Figure collection entries:
━━━━━━━━━━━━━━━━━━━━
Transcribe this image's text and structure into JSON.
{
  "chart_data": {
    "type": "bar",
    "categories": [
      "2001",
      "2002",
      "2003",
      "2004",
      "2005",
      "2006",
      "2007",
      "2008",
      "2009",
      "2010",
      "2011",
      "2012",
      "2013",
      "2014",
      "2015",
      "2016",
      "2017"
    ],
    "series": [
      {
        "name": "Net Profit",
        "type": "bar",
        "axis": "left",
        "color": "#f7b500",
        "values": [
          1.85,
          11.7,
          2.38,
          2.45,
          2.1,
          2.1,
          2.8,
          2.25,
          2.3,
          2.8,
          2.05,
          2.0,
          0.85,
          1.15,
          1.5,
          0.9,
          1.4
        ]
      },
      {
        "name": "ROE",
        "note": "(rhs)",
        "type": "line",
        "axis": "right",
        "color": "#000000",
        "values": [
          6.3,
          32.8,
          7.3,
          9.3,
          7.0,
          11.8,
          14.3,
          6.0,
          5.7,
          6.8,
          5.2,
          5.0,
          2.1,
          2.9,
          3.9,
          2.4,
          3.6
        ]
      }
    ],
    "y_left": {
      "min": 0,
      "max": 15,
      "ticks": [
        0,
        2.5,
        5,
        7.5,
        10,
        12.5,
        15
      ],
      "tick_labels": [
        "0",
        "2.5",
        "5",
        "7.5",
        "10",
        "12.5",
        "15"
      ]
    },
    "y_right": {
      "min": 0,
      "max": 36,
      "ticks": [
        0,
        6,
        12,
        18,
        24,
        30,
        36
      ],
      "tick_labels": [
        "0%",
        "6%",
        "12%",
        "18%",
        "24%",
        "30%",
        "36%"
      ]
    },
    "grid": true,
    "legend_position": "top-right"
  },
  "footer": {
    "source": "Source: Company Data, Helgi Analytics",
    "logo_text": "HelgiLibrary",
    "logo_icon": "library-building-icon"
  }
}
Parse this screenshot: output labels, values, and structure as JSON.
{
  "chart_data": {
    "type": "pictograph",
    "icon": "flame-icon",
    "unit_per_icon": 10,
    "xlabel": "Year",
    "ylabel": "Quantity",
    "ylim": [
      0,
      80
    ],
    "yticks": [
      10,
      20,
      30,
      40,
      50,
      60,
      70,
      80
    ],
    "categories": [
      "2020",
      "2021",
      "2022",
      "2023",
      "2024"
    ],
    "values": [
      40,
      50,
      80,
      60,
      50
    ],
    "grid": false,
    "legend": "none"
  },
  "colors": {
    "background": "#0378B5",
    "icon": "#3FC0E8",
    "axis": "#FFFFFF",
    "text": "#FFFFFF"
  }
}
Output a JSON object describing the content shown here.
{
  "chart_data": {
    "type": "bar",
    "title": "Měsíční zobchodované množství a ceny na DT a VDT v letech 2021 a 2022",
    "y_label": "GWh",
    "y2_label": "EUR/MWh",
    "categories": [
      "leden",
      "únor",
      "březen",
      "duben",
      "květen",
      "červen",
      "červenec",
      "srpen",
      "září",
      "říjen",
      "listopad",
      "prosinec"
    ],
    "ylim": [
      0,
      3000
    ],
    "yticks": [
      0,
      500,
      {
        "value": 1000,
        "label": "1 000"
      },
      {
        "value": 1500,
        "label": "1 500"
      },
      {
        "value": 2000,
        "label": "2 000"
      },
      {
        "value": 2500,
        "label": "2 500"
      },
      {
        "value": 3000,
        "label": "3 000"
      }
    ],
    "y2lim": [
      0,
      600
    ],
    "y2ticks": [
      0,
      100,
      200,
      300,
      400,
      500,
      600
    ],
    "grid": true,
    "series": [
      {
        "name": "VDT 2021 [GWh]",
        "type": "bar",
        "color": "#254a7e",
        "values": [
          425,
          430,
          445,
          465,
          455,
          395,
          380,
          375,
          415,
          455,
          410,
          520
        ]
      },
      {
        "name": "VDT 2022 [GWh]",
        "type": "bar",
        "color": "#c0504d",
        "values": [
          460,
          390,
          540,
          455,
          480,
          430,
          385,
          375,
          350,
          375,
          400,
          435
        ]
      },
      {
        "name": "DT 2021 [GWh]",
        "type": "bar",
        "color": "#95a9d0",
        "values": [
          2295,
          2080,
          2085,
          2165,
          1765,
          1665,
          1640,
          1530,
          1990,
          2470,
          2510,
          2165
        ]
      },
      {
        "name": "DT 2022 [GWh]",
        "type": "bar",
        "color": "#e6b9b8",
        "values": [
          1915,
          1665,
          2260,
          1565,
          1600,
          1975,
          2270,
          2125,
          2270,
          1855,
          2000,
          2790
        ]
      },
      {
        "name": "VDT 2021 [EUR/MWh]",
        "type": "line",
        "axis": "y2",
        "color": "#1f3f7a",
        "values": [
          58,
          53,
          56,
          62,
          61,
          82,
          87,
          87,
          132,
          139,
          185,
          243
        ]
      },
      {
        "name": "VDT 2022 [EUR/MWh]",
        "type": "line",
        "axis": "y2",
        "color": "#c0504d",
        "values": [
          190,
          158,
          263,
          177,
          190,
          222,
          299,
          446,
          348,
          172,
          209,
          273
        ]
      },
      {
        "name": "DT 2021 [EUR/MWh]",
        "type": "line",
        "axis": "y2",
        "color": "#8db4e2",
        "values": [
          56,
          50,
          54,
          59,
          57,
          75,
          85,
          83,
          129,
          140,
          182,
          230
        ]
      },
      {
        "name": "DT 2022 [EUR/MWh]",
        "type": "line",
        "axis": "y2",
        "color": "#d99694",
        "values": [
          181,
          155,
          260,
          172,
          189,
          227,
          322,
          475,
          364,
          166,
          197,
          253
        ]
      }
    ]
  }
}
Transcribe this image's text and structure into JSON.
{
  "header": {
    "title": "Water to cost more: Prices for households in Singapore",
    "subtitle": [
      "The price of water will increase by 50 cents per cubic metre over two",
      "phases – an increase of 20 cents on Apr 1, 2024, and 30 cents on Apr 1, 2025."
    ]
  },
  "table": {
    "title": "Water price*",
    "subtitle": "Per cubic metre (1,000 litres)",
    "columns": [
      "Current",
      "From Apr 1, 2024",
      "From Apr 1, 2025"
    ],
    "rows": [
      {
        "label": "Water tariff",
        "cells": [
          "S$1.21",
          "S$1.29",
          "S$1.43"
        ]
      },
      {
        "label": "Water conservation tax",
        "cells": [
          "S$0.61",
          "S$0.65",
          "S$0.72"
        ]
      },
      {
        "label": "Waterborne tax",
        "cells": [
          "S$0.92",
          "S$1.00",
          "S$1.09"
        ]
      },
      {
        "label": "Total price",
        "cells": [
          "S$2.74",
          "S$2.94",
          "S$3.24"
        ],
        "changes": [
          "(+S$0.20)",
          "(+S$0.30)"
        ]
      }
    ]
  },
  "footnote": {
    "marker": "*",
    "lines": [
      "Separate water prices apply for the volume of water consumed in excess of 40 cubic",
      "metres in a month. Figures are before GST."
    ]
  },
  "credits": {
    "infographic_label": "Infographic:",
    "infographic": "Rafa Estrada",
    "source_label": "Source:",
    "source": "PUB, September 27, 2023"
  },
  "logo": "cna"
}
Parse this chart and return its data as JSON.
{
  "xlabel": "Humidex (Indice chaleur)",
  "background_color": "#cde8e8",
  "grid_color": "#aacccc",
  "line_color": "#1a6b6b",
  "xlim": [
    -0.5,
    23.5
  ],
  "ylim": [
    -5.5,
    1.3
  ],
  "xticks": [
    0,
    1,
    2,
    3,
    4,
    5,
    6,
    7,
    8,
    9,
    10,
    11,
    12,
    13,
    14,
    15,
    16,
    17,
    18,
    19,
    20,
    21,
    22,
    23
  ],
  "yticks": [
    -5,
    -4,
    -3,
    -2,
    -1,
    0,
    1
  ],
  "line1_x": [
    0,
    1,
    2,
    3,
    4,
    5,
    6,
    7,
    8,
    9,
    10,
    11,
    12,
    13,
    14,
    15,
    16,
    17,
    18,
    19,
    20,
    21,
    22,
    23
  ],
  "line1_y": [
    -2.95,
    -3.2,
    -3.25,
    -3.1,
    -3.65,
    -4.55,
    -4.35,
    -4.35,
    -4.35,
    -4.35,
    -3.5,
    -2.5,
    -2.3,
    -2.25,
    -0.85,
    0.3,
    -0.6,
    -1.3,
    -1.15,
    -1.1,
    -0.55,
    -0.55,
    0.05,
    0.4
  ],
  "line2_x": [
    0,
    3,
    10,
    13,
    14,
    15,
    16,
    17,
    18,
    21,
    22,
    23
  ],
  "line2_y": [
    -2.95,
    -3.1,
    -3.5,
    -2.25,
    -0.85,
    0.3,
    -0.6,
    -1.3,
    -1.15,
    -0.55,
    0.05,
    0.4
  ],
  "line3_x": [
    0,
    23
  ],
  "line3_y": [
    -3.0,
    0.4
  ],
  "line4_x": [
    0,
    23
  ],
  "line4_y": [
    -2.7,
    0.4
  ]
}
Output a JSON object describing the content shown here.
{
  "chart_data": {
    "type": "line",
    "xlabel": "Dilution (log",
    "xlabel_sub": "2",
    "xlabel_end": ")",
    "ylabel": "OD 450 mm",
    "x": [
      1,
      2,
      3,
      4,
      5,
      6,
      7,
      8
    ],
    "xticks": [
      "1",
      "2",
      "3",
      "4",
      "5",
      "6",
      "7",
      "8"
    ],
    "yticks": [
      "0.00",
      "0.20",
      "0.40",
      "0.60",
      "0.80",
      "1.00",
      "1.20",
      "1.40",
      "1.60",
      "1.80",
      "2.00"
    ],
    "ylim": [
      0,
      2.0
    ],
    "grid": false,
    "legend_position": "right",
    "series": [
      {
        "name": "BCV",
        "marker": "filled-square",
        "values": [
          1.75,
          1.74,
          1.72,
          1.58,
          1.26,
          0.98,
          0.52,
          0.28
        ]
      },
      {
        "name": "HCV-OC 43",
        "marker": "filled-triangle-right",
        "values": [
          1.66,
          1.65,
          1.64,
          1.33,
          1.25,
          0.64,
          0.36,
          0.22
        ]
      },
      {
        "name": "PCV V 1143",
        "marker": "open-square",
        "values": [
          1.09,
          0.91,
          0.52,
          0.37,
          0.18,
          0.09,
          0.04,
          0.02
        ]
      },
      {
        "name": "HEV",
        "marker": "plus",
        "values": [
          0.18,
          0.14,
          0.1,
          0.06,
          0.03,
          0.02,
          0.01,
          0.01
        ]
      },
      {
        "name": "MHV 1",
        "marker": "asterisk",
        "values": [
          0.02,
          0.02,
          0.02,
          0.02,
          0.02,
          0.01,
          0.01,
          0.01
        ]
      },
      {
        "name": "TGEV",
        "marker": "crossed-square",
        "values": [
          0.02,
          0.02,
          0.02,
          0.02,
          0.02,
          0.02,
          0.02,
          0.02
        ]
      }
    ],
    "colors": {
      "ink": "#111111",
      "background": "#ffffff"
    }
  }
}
━━━━━━━━━━━━━━━━━━━━
• STATED PROBLEM: Which lines contain the word "marker"? Copy each one.

• TASK SOLUTION:
    "marker": "*",
        "marker": "filled-square",
        "marker": "filled-triangle-right",
        "marker": "open-square",
        "marker": "plus",
        "marker": "asterisk",
        "marker": "crossed-square",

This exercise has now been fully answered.